## Written problem
What lines of the data hold the string "JSON"? Pull each one out.

Recorded information start

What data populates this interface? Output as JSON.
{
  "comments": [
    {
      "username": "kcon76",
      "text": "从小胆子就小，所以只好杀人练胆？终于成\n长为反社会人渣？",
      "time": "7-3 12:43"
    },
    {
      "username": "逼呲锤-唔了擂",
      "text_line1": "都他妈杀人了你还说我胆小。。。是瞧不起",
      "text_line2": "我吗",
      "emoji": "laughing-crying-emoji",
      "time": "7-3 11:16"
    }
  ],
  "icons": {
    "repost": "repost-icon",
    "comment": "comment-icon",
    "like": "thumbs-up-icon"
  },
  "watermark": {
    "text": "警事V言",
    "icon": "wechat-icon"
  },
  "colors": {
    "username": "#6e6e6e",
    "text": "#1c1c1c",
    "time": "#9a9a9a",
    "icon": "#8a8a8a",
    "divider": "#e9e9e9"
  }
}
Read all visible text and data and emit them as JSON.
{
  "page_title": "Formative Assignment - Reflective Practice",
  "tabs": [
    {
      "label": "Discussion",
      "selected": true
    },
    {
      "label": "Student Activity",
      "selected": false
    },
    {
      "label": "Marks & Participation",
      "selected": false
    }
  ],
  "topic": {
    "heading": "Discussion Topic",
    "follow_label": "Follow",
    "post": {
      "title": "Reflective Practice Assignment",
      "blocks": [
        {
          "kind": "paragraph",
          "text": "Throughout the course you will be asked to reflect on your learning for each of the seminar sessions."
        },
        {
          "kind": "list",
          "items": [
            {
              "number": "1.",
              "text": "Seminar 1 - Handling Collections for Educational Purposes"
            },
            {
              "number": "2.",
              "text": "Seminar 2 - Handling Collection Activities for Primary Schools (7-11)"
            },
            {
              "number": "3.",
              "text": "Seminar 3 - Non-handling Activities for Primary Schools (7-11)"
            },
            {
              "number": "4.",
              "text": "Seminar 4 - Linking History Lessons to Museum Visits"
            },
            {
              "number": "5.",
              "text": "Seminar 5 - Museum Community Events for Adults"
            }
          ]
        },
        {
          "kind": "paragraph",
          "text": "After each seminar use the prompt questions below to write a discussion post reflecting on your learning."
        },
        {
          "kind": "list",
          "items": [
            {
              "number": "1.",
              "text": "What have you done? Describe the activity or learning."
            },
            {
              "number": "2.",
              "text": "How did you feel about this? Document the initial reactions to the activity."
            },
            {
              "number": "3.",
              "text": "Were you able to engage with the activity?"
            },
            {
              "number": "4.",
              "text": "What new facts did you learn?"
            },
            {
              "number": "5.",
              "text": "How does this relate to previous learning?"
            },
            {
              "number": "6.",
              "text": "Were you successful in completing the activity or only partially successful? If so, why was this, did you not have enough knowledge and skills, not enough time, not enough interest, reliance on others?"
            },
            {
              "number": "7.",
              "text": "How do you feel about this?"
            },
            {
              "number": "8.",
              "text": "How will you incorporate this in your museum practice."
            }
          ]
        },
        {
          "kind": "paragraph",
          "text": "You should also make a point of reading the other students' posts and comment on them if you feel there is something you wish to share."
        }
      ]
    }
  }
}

Recorded information end

## Solution below
What data populates this interface? Output as JSON.
Read all visible text and data and emit them as JSON.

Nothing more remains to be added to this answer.